**Aim of the task**
Give every line from the entries that contains "icon".

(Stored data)
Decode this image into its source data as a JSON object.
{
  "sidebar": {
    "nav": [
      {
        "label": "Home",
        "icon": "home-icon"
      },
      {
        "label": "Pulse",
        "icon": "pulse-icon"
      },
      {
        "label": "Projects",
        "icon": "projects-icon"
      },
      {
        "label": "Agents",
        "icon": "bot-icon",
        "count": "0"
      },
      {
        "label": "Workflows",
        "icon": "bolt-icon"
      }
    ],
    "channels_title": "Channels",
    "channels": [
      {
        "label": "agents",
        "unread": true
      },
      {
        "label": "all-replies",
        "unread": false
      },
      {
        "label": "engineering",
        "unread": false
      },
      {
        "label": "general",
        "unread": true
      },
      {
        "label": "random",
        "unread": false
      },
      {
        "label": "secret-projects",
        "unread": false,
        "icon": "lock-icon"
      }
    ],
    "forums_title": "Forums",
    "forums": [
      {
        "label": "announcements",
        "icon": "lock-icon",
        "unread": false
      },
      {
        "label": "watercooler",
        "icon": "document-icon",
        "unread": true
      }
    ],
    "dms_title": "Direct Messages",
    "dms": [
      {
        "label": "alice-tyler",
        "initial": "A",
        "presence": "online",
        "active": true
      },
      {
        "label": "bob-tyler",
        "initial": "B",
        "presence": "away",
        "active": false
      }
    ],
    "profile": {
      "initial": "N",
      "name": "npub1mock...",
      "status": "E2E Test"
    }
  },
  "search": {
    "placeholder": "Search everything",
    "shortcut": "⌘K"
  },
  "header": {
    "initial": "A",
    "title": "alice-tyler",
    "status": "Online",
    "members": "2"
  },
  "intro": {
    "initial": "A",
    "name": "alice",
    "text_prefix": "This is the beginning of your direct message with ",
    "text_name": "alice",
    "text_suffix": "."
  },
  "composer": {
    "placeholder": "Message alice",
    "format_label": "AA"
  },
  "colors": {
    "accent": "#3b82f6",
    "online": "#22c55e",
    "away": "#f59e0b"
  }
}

**Response**
        "icon": "home-icon"
        "icon": "pulse-icon"
        "icon": "projects-icon"
        "icon": "bot-icon",
        "icon": "bolt-icon"
        "icon": "lock-icon"
        "icon": "lock-icon",
        "icon": "document-icon",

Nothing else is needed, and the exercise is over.